### PROBLEM STATEMENT
What is needed here is an exact copy of every entry.

### EXERCISE DATA
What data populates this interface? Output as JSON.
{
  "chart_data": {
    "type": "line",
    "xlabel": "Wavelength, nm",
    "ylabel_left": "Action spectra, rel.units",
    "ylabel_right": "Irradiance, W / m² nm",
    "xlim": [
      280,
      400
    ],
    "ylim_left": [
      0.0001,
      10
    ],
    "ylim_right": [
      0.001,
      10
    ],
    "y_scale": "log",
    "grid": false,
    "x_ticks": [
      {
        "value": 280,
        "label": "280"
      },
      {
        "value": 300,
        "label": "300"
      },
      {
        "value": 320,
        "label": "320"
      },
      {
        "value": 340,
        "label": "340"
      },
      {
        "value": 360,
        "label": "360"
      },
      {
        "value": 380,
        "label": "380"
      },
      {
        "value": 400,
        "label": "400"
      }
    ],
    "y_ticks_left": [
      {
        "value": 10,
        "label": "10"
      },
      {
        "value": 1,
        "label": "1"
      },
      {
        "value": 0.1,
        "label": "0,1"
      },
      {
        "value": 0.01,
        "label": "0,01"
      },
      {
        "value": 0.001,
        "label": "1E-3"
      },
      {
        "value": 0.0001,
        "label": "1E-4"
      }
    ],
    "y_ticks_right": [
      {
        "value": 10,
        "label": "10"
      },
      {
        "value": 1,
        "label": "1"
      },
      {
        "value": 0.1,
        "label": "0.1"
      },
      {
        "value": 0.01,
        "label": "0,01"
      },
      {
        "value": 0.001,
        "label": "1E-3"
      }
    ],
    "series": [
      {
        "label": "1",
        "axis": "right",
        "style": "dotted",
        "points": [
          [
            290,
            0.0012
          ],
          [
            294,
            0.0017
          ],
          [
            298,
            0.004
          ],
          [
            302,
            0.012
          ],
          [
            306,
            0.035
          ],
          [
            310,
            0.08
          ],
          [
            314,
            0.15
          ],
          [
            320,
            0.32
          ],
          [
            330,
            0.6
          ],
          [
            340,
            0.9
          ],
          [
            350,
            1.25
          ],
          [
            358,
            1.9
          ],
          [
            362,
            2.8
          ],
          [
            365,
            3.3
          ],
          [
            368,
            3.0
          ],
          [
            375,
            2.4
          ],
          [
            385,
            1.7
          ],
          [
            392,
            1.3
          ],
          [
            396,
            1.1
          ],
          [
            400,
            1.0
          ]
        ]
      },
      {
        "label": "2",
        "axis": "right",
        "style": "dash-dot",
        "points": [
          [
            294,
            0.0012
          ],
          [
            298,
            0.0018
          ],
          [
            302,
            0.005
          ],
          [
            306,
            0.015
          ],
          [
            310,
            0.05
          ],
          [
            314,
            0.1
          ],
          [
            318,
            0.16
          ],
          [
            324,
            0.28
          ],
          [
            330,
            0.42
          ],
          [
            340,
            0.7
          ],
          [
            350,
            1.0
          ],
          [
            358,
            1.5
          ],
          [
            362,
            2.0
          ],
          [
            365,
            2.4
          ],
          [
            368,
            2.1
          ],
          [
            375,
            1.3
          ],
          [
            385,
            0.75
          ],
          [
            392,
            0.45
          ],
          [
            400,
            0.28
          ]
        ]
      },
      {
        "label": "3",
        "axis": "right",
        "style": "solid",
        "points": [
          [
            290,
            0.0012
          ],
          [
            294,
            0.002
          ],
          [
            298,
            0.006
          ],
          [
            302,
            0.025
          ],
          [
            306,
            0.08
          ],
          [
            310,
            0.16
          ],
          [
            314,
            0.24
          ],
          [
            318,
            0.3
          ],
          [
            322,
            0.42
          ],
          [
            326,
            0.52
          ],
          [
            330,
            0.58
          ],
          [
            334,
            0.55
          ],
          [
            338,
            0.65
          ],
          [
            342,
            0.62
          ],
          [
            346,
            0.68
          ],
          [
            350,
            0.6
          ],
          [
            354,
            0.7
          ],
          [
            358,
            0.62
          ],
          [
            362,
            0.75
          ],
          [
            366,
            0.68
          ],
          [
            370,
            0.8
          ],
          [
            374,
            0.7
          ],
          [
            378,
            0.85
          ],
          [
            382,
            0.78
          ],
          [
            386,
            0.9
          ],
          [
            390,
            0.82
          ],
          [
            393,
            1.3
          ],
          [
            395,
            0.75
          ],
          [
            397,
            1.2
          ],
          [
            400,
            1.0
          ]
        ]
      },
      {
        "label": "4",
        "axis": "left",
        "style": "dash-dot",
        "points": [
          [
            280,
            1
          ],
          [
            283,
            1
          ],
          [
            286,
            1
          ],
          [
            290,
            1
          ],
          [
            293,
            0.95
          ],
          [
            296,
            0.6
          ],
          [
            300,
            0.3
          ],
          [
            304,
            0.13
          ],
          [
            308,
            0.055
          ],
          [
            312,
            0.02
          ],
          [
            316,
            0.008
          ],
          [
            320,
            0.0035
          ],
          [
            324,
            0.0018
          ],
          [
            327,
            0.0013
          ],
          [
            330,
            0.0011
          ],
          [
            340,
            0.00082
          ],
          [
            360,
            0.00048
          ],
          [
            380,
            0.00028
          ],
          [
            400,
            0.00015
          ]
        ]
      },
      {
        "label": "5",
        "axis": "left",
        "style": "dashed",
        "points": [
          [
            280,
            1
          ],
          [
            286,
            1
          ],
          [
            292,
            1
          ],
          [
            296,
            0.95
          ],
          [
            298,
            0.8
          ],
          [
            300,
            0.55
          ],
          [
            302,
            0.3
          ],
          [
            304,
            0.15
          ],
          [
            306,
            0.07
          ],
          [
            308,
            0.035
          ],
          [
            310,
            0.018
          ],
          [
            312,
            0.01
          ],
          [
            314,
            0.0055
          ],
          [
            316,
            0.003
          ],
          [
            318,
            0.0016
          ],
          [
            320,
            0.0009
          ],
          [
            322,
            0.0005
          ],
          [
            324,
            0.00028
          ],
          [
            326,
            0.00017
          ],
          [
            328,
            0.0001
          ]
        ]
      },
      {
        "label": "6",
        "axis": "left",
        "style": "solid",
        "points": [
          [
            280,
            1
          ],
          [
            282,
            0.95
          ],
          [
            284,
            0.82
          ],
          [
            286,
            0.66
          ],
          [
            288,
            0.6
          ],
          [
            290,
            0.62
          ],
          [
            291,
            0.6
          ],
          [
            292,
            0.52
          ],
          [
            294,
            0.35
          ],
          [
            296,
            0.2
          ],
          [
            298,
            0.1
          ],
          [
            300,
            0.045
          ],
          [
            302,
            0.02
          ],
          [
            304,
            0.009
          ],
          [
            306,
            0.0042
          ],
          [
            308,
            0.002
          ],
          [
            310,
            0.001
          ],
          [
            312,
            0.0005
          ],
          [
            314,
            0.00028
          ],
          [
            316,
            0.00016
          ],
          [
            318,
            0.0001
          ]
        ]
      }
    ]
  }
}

### WORKED ANSWER
What data populates this interface? Output as JSON.
{
  "chart_data": {
    "type": "line",
    "xlabel": "Wavelength, nm",
    "ylabel_left": "Action spectra, rel.units",
    "ylabel_right": "Irradiance, W / m² nm",
    "xlim": [
      280,
      400
    ],
    "ylim_left": [
      0.0001,
      10
    ],
    "ylim_right": [
      0.001,
      10
    ],
    "y_scale": "log",
    "grid": false,
    "x_ticks": [
      {
        "value": 280,
        "label": "280"
      },
      {
        "value": 300,
        "label": "300"
      },
      {
        "value": 320,
        "label": "320"
      },
      {
        "value": 340,
        "label": "340"
      },
      {
        "value": 360,
        "label": "360"
      },
      {
        "value": 380,
        "label": "380"
      },
      {
        "value": 400,
        "label": "400"
      }
    ],
    "y_ticks_left": [
      {
        "value": 10,
        "label": "10"
      },
      {
        "value": 1,
        "label": "1"
      },
      {
        "value": 0.1,
        "label": "0,1"
      },
      {
        "value": 0.01,
        "label": "0,01"
      },
      {
        "value": 0.001,
        "label": "1E-3"
      },
      {
        "value": 0.0001,
        "label": "1E-4"
      }
    ],
    "y_ticks_right": [
      {
        "value": 10,
        "label": "10"
      },
      {
        "value": 1,
        "label": "1"
      },
      {
        "value": 0.1,
        "label": "0.1"
      },
      {
        "value": 0.01,
        "label": "0,01"
      },
      {
        "value": 0.001,
        "label": "1E-3"
      }
    ],
    "series": [
      {
        "label": "1",
        "axis": "right",
        "style": "dotted",
        "points": [
          [
            290,
            0.0012
          ],
          [
            294,
            0.0017
          ],
          [
            298,
            0.004
          ],
          [
            302,
            0.012
          ],
          [
            306,
            0.035
          ],
          [
            310,
            0.08
          ],
          [
            314,
            0.15
          ],
          [
            320,
            0.32
          ],
          [
            330,
            0.6
          ],
          [
            340,
            0.9
          ],
          [
            350,
            1.25
          ],
          [
            358,
            1.9
          ],
          [
            362,
            2.8
          ],
          [
            365,
            3.3
          ],
          [
            368,
            3.0
          ],
          [
            375,
            2.4
          ],
          [
            385,
            1.7
          ],
          [
            392,
            1.3
          ],
          [
            396,
            1.1
          ],
          [
            400,
            1.0
          ]
        ]
      },
      {
        "label": "2",
        "axis": "right",
        "style": "dash-dot",
        "points": [
          [
            294,
            0.0012
          ],
          [
            298,
            0.0018
          ],
          [
            302,
            0.005
          ],
          [
            306,
            0.015
          ],
          [
            310,
            0.05
          ],
          [
            314,
            0.1
          ],
          [
            318,
            0.16
          ],
          [
            324,
            0.28
          ],
          [
            330,
            0.42
          ],
          [
            340,
            0.7
          ],
          [
            350,
            1.0
          ],
          [
            358,
            1.5
          ],
          [
            362,
            2.0
          ],
          [
            365,
            2.4
          ],
          [
            368,
            2.1
          ],
          [
            375,
            1.3
          ],
          [
            385,
            0.75
          ],
          [
            392,
            0.45
          ],
          [
            400,
            0.28
          ]
        ]
      },
      {
        "label": "3",
        "axis": "right",
        "style": "solid",
        "points": [
          [
            290,
            0.0012
          ],
          [
            294,
            0.002
          ],
          [
            298,
            0.006
          ],
          [
            302,
            0.025
          ],
          [
            306,
            0.08
          ],
          [
            310,
            0.16
          ],
          [
            314,
            0.24
          ],
          [
            318,
            0.3
          ],
          [
            322,
            0.42
          ],
          [
            326,
            0.52
          ],
          [
            330,
            0.58
          ],
          [
            334,
            0.55
          ],
          [
            338,
            0.65
          ],
          [
            342,
            0.62
          ],
          [
            346,
            0.68
          ],
          [
            350,
            0.6
          ],
          [
            354,
            0.7
          ],
          [
            358,
            0.62
          ],
          [
            362,
            0.75
          ],
          [
            366,
            0.68
          ],
          [
            370,
            0.8
          ],
          [
            374,
            0.7
          ],
          [
            378,
            0.85
          ],
          [
            382,
            0.78
          ],
          [
            386,
            0.9
          ],
          [
            390,
            0.82
          ],
          [
            393,
            1.3
          ],
          [
            395,
            0.75
          ],
          [
            397,
            1.2
          ],
          [
            400,
            1.0
          ]
        ]
      },
      {
        "label": "4",
        "axis": "left",
        "style": "dash-dot",
        "points": [
          [
            280,
            1
          ],
          [
            283,
            1
          ],
          [
            286,
            1
          ],
          [
            290,
            1
          ],
          [
            293,
            0.95
          ],
          [
            296,
            0.6
          ],
          [
            300,
            0.3
          ],
          [
            304,
            0.13
          ],
          [
            308,
            0.055
          ],
          [
            312,
            0.02
          ],
          [
            316,
            0.008
          ],
          [
            320,
            0.0035
          ],
          [
            324,
            0.0018
          ],
          [
            327,
            0.0013
          ],
          [
            330,
            0.0011
          ],
          [
            340,
            0.00082
          ],
          [
            360,
            0.00048
          ],
          [
            380,
            0.00028
          ],
          [
            400,
            0.00015
          ]
        ]
      },
      {
        "label": "5",
        "axis": "left",
        "style": "dashed",
        "points": [
          [
            280,
            1
          ],
          [
            286,
            1
          ],
          [
            292,
            1
          ],
          [
            296,
            0.95
          ],
          [
            298,
            0.8
          ],
          [
            300,
            0.55
          ],
          [
            302,
            0.3
          ],
          [
            304,
            0.15
          ],
          [
            306,
            0.07
          ],
          [
            308,
            0.035
          ],
          [
            310,
            0.018
          ],
          [
            312,
            0.01
          ],
          [
            314,
            0.0055
          ],
          [
            316,
            0.003
          ],
          [
            318,
            0.0016
          ],
          [
            320,
            0.0009
          ],
          [
            322,
            0.0005
          ],
          [
            324,
            0.00028
          ],
          [
            326,
            0.00017
          ],
          [
            328,
            0.0001
          ]
        ]
      },
      {
        "label": "6",
        "axis": "left",
        "style": "solid",
        "points": [
          [
            280,
            1
          ],
          [
            282,
            0.95
          ],
          [
            284,
            0.82
          ],
          [
            286,
            0.66
          ],
          [
            288,
            0.6
          ],
          [
            290,
            0.62
          ],
          [
            291,
            0.6
          ],
          [
            292,
            0.52
          ],
          [
            294,
            0.35
          ],
          [
            296,
            0.2
          ],
          [
            298,
            0.1
          ],
          [
            300,
            0.045
          ],
          [
            302,
            0.02
          ],
          [
            304,
            0.009
          ],
          [
            306,
            0.0042
          ],
          [
            308,
            0.002
          ],
          [
            310,
            0.001
          ],
          [
            312,
            0.0005
          ],
          [
            314,
            0.00028
          ],
          [
            316,
            0.00016
          ],
          [
            318,
            0.0001
          ]
        ]
      }
    ]
  }
}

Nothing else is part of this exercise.